**Exercise:**
Do not carry the pictures over; copy every other part of the entries exactly.

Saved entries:
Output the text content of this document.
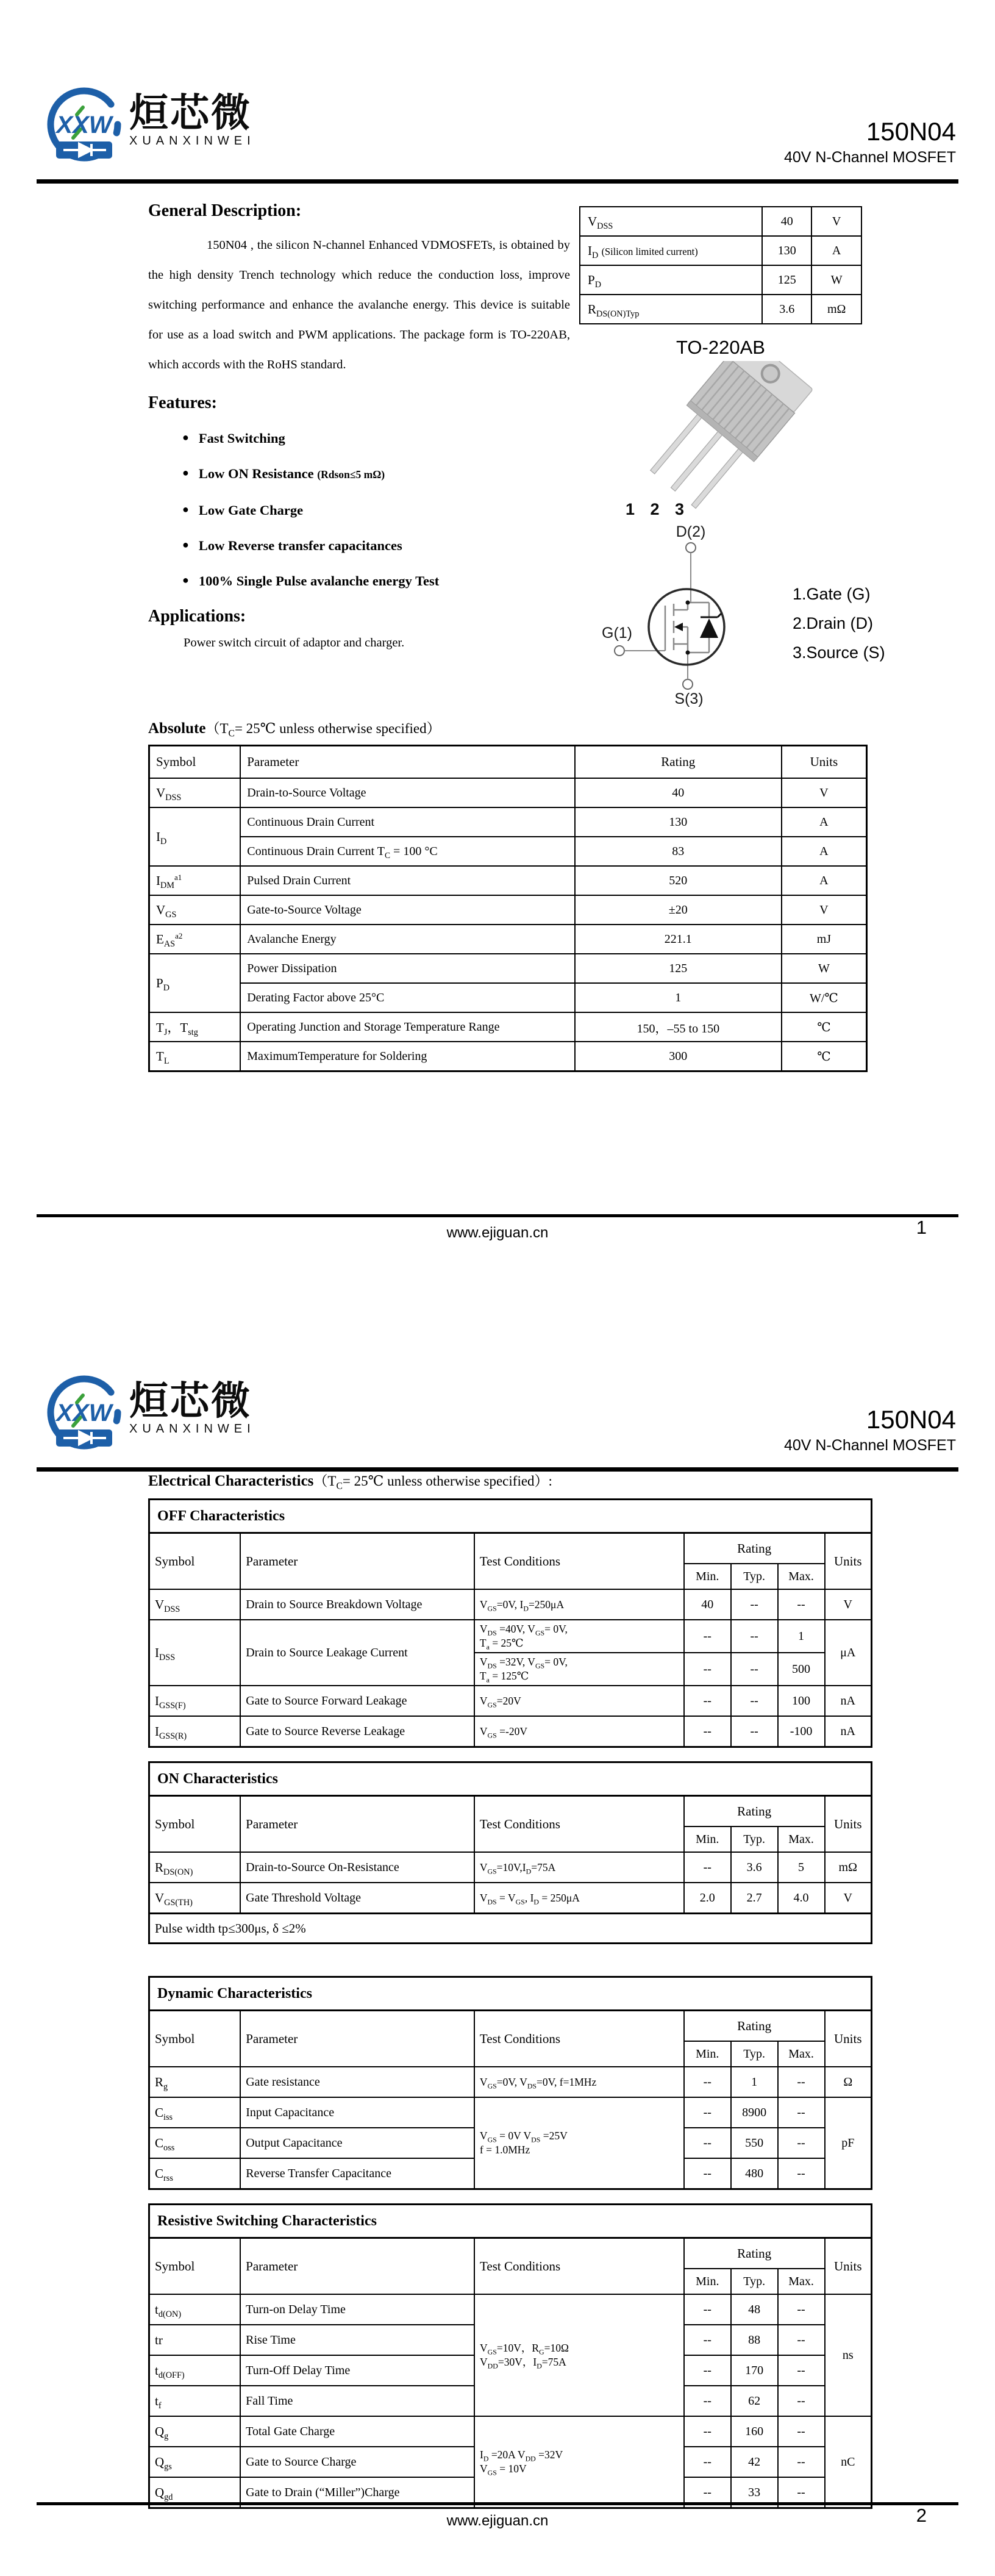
XXW 烜芯微
XUANXINWEI	150N04
40V N-Channel MOSFET
General Description:

150N04 , the silicon N-channel Enhanced VDMOSFETs, is obtained by the high density Trench technology which reduce the conduction loss, improve switching performance and enhance the avalanche energy. This device is suitable for use as a load switch and PWM applications. The package form is TO-220AB, which accords with the RoHS standard.

Features:
● Fast Switching
● Low ON Resistance (Rdson≤5 mΩ)
● Low Gate Charge
● Low Reverse transfer capacitances
● 100% Single Pulse avalanche energy Test
Applications:

Power switch circuit of adaptor and charger.

$V_{DSS}$	40	V
$I_D$ (Silicon limited current)	130	A
$P_D$	125	W
$R_{DS(ON)Typ}$	3.6	mΩ
TO-220AB
1 2 3
D(2)
G(1)
S(3)
1.Gate (G)
2.Drain (D)
3.Source (S)
$Absolute(T_C=$ 25℃ unless otherwise specified）
Symbol	Parameter	Rating	Units
$V_{DSS}$	Drain-to-Source Voltage	40	V
$I_D$	Continuous Drain Current	130	A
	Continuous Drain Current $T_C = 100$ °C	83	A
$I_{DM}^{a1}$	Pulsed Drain Current	520	A
$V_{GS}$	Gate-to-Source Voltage	±20	V
$E_{AS}^{a2}$	Avalanche Energy	221.1	mJ
$P_D$	Power Dissipation	125	W
	Derating Factor above 25°C	1	W/℃
$T_J$，$T_{stg}$	Operating Junction and Storage Temperature Range	150，–55 to 150	℃
$T_L$	MaximumTemperature for Soldering	300	℃
www.ejiguan.cn	1
XXW 烜芯微
XUANXINWEI	150N04
40V N-Channel MOSFET
Electrical $Characteristics(T_C=$ 25℃ unless otherwise specified）:
OFF Characteristics						
Symbol	Parameter	Test Conditions	Rating			Units
			Min.	Typ.	Max.	
$V_{DSS}$	Drain to Source Breakdown Voltage	$V_{GS}=0V$, $I_D=250\mu A$	40	--	--	V
$I_{DSS}$	Drain to Source Leakage Current	$V_{DS} =40V$, $V_{GS}= 0V$,
$T_a$ = 25℃	--	--	1	μA
		$V_{DS} =32V$, $V_{GS}= 0V$,
$T_a$ = 125℃	--	--	500	
$I_{GSS(F)}$	Gate to Source Forward Leakage	$V_{GS}=20V$	--	--	100	nA
$I_{GSS(R)}$	Gate to Source Reverse Leakage	$V_{GS} =-20V$	--	--	-100	nA
ON Characteristics						
Symbol	Parameter	Test Conditions	Rating			Units
			Min.	Typ.	Max.	
$R_{DS(ON)}$	Drain-to-Source On-Resistance	$V_{GS}=10V,I_D=75A$	--	3.6	5	mΩ
$V_{GS(TH)}$	Gate Threshold Voltage	$V_{DS} = V_{GS}$, $I_D = 250\mu A$	2.0	2.7	4.0	V
Pulse width tp≤300μs, δ ≤2%						
Dynamic Characteristics						
Symbol	Parameter	Test Conditions	Rating			Units
			Min.	Typ.	Max.	
$R_g$	Gate resistance	$V_{GS}=0V$, $V_{DS}=0V$, f=1MHz	--	1	--	Ω
$C_{iss}$	Input Capacitance	$V_{GS} = 0V$ $V_{DS} =25V$
f = 1.0MHz	--	8900	--	pF
$C_{oss}$	Output Capacitance		--	550	--	
$C_{rss}$	Reverse Transfer Capacitance		--	480	--	
Resistive Switching Characteristics						
Symbol	Parameter	Test Conditions	Rating			Units
			Min.	Typ.	Max.	
$t_{d(ON)}$	Turn-on Delay Time	$V_{GS}=10V$，$R_G=10\Omega$
$V_{DD}=30V$，$I_D=75A$	--	48	--	ns
tr	Rise Time		--	88	--	
$t_{d(OFF)}$	Turn-Off Delay Time		--	170	--	
$t_f$	Fall Time		--	62	--	
$Q_g$	Total Gate Charge	$I_D =20A$ $V_{DD} =32V$
$V_{GS} = 10V$	--	160	--	nC
$Q_{gs}$	Gate to Source Charge		--	42	--	
$Q_{gd}$	Gate to Drain (“Miller”)Charge		--	33	--	
www.ejiguan.cn	2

**Solved problem:**
Output the text content of this document.
XXW 烜芯微
XUANXINWEI	150N04
40V N-Channel MOSFET
General Description:

150N04 , the silicon N-channel Enhanced VDMOSFETs, is obtained by the high density Trench technology which reduce the conduction loss, improve switching performance and enhance the avalanche energy. This device is suitable for use as a load switch and PWM applications. The package form is TO-220AB, which accords with the RoHS standard.

Features:
● Fast Switching
● Low ON Resistance (Rdson≤5 mΩ)
● Low Gate Charge
● Low Reverse transfer capacitances
● 100% Single Pulse avalanche energy Test
Applications:

Power switch circuit of adaptor and charger.

$V_{DSS}$	40	V
$I_D$ (Silicon limited current)	130	A
$P_D$	125	W
$R_{DS(ON)Typ}$	3.6	mΩ
TO-220AB
1 2 3
D(2)
G(1)
S(3)
1.Gate (G)
2.Drain (D)
3.Source (S)
$Absolute(T_C=$ 25℃ unless otherwise specified）
Symbol	Parameter	Rating	Units
$V_{DSS}$	Drain-to-Source Voltage	40	V
$I_D$	Continuous Drain Current	130	A
	Continuous Drain Current $T_C = 100$ °C	83	A
$I_{DM}^{a1}$	Pulsed Drain Current	520	A
$V_{GS}$	Gate-to-Source Voltage	±20	V
$E_{AS}^{a2}$	Avalanche Energy	221.1	mJ
$P_D$	Power Dissipation	125	W
	Derating Factor above 25°C	1	W/℃
$T_J$，$T_{stg}$	Operating Junction and Storage Temperature Range	150，–55 to 150	℃
$T_L$	MaximumTemperature for Soldering	300	℃
www.ejiguan.cn	1
XXW 烜芯微
XUANXINWEI	150N04
40V N-Channel MOSFET
Electrical $Characteristics(T_C=$ 25℃ unless otherwise specified）:
OFF Characteristics						
Symbol	Parameter	Test Conditions	Rating			Units
			Min.	Typ.	Max.	
$V_{DSS}$	Drain to Source Breakdown Voltage	$V_{GS}=0V$, $I_D=250\mu A$	40	--	--	V
$I_{DSS}$	Drain to Source Leakage Current	$V_{DS} =40V$, $V_{GS}= 0V$,
$T_a$ = 25℃	--	--	1	μA
		$V_{DS} =32V$, $V_{GS}= 0V$,
$T_a$ = 125℃	--	--	500	
$I_{GSS(F)}$	Gate to Source Forward Leakage	$V_{GS}=20V$	--	--	100	nA
$I_{GSS(R)}$	Gate to Source Reverse Leakage	$V_{GS} =-20V$	--	--	-100	nA
ON Characteristics						
Symbol	Parameter	Test Conditions	Rating			Units
			Min.	Typ.	Max.	
$R_{DS(ON)}$	Drain-to-Source On-Resistance	$V_{GS}=10V,I_D=75A$	--	3.6	5	mΩ
$V_{GS(TH)}$	Gate Threshold Voltage	$V_{DS} = V_{GS}$, $I_D = 250\mu A$	2.0	2.7	4.0	V
Pulse width tp≤300μs, δ ≤2%						
Dynamic Characteristics						
Symbol	Parameter	Test Conditions	Rating			Units
			Min.	Typ.	Max.	
$R_g$	Gate resistance	$V_{GS}=0V$, $V_{DS}=0V$, f=1MHz	--	1	--	Ω
$C_{iss}$	Input Capacitance	$V_{GS} = 0V$ $V_{DS} =25V$
f = 1.0MHz	--	8900	--	pF
$C_{oss}$	Output Capacitance		--	550	--	
$C_{rss}$	Reverse Transfer Capacitance		--	480	--	
Resistive Switching Characteristics						
Symbol	Parameter	Test Conditions	Rating			Units
			Min.	Typ.	Max.	
$t_{d(ON)}$	Turn-on Delay Time	$V_{GS}=10V$，$R_G=10\Omega$
$V_{DD}=30V$，$I_D=75A$	--	48	--	ns
tr	Rise Time		--	88	--	
$t_{d(OFF)}$	Turn-Off Delay Time		--	170	--	
$t_f$	Fall Time		--	62	--	
$Q_g$	Total Gate Charge	$I_D =20A$ $V_{DD} =32V$
$V_{GS} = 10V$	--	160	--	nC
$Q_{gs}$	Gate to Source Charge		--	42	--	
$Q_{gd}$	Gate to Drain (“Miller”)Charge		--	33	--	
www.ejiguan.cn	2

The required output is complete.